(Stored data)
## Begin

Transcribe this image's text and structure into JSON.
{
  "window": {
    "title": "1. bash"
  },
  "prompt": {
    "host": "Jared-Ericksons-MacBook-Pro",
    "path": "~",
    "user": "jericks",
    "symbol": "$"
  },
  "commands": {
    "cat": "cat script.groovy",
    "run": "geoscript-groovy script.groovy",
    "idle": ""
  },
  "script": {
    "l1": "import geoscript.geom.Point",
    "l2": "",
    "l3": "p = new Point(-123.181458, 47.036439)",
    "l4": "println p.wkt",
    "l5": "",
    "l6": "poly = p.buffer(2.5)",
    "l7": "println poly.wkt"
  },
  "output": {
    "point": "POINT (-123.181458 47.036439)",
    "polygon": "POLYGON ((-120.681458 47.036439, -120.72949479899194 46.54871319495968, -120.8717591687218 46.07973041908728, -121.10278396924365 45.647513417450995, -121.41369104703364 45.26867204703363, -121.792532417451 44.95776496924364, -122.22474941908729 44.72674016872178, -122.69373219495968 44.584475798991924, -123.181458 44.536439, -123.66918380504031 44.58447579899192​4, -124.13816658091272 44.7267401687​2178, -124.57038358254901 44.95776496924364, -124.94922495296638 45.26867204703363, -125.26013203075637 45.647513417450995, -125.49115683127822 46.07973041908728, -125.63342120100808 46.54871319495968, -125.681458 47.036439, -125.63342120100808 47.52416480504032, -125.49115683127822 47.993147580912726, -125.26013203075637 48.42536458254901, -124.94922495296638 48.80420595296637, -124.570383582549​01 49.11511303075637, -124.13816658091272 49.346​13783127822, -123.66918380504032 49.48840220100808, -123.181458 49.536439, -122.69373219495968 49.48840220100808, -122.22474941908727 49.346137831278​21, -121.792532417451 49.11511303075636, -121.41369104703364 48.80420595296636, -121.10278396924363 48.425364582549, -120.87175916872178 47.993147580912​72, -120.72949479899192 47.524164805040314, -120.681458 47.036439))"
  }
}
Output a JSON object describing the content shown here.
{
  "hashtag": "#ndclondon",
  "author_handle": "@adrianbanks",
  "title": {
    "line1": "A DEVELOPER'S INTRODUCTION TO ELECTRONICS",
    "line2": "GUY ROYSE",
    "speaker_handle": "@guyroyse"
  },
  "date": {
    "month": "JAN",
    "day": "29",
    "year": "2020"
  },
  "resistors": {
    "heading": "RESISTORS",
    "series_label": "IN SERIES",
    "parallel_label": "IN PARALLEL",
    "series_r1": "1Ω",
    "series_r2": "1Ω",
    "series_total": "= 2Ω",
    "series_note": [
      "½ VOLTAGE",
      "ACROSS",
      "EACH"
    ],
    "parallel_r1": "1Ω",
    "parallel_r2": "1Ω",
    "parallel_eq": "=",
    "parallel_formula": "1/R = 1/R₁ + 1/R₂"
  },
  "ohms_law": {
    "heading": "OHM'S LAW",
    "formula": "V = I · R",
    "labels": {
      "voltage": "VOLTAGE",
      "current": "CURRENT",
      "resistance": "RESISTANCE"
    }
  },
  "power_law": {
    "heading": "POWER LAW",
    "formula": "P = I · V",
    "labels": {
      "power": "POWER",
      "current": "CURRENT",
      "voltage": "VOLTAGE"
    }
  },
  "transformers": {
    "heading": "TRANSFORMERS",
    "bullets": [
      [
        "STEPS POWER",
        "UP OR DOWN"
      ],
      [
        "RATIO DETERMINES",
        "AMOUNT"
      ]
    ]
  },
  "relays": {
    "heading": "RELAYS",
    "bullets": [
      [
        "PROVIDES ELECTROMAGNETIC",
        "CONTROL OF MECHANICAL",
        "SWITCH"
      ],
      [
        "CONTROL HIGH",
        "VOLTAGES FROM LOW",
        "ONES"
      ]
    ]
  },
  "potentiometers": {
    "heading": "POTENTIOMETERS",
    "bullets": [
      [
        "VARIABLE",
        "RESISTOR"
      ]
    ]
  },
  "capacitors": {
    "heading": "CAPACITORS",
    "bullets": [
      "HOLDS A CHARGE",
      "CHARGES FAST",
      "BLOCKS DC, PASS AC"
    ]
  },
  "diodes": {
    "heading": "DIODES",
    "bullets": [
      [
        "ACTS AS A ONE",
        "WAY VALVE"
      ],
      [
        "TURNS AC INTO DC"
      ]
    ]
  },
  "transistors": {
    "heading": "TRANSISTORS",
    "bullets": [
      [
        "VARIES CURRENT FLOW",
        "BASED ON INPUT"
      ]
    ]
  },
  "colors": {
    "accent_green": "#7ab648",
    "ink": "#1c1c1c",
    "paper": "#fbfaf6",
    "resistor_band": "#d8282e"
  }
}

## End

Tally the lines in these entries that have the string "JSON" in them, then answer with the count and nothing else.

2